## Goal
Count how many lines in the material below hold the word "content"; the reply is that number alone.

* BEGIN Provided material *

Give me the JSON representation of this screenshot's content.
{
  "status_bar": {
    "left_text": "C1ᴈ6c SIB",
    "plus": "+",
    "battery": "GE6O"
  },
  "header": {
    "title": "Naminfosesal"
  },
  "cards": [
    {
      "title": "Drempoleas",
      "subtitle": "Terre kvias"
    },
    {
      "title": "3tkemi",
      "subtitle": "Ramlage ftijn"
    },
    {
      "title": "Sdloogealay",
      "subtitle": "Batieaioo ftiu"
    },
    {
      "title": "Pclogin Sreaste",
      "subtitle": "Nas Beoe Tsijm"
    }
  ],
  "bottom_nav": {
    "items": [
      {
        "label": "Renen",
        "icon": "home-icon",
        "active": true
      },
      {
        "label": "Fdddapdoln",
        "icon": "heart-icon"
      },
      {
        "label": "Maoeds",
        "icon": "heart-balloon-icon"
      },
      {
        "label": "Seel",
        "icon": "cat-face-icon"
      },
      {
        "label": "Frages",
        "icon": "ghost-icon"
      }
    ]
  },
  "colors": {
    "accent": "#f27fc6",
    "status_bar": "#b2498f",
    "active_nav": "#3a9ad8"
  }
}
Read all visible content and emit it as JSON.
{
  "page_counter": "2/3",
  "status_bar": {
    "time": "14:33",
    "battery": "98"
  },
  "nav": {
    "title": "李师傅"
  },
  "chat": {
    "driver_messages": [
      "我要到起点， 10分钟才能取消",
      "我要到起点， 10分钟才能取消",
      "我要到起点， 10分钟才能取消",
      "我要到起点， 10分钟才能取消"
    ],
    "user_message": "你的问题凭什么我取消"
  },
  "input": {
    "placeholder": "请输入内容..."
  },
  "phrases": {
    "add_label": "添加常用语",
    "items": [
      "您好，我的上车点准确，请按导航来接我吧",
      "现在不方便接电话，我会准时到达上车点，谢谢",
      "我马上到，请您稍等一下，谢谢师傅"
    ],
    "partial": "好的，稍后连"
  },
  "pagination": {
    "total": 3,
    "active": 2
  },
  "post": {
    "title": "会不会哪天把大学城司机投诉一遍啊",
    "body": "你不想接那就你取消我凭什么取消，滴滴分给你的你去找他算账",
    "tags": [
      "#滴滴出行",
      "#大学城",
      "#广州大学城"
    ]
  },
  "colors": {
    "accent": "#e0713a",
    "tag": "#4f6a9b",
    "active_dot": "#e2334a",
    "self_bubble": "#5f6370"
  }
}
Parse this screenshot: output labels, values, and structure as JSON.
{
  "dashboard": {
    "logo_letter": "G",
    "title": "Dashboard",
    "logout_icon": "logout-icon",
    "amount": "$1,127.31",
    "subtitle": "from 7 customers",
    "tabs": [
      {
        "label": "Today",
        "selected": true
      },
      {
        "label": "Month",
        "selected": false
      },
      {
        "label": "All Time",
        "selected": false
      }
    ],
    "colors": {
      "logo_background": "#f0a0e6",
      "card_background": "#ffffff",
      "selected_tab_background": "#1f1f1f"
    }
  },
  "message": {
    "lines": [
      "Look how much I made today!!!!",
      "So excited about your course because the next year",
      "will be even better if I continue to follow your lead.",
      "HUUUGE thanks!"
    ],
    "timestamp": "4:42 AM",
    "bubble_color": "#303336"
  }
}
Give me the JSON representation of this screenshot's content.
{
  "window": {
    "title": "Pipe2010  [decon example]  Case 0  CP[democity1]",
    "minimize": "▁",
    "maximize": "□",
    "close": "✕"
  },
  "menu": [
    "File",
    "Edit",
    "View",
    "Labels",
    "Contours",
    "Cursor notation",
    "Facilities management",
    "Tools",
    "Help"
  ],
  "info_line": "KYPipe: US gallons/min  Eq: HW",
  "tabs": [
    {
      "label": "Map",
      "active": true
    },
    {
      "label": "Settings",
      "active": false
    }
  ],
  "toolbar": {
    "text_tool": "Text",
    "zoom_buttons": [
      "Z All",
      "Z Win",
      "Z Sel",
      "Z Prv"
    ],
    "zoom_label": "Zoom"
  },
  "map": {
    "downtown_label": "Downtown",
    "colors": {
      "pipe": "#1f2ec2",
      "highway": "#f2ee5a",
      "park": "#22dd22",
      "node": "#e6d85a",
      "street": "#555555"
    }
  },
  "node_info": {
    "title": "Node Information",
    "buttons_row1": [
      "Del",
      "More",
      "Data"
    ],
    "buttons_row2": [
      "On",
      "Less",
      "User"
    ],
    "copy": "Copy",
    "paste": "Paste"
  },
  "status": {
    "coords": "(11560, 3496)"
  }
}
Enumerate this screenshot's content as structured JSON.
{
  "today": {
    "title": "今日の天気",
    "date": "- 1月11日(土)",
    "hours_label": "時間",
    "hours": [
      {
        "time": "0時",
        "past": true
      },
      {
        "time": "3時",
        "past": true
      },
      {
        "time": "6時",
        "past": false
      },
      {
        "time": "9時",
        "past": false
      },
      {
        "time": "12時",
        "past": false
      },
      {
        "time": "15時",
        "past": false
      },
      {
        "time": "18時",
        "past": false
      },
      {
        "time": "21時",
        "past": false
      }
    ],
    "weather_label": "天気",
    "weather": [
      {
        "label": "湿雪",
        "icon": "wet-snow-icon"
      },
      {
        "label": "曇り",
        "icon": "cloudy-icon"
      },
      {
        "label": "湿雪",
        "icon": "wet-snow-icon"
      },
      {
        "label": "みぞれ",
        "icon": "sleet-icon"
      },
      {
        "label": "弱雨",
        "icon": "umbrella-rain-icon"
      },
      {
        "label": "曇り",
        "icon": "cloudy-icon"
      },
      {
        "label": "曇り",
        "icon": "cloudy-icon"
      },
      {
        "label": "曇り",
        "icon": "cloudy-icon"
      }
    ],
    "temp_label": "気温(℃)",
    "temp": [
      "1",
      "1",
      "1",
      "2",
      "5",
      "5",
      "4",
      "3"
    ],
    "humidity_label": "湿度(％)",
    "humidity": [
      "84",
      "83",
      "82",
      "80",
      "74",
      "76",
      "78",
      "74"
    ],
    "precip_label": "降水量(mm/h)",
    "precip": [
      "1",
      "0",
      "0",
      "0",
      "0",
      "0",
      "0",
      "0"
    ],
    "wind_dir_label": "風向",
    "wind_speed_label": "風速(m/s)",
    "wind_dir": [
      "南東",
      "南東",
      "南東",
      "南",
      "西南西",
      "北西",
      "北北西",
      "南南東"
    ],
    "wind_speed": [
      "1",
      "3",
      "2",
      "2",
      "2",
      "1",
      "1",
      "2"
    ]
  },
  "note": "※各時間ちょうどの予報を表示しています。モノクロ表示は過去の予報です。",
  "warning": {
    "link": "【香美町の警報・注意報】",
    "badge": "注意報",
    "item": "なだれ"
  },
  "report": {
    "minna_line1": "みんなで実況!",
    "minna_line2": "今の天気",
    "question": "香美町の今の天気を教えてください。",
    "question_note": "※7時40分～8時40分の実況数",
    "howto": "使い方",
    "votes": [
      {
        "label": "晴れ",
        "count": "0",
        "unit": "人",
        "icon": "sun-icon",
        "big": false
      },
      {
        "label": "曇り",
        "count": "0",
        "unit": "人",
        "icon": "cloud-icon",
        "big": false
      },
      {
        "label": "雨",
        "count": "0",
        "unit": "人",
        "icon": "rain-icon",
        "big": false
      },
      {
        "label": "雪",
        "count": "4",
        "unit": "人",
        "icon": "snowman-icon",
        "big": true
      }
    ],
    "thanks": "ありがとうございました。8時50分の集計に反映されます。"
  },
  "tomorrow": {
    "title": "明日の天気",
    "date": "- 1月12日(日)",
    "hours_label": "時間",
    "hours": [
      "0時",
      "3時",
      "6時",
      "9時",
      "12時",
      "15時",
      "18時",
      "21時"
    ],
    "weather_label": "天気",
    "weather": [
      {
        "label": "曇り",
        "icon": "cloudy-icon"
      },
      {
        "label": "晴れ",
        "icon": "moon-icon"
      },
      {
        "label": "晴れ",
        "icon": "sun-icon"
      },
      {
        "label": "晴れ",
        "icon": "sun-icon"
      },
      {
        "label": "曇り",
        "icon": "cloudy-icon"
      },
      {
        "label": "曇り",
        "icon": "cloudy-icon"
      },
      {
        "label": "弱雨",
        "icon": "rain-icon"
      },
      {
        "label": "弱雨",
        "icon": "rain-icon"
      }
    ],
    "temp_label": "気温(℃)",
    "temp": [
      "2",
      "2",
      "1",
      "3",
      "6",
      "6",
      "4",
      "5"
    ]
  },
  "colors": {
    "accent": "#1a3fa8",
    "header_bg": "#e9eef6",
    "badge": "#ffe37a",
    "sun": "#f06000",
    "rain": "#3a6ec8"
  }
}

* END Provided material *

## Result for this exercise
4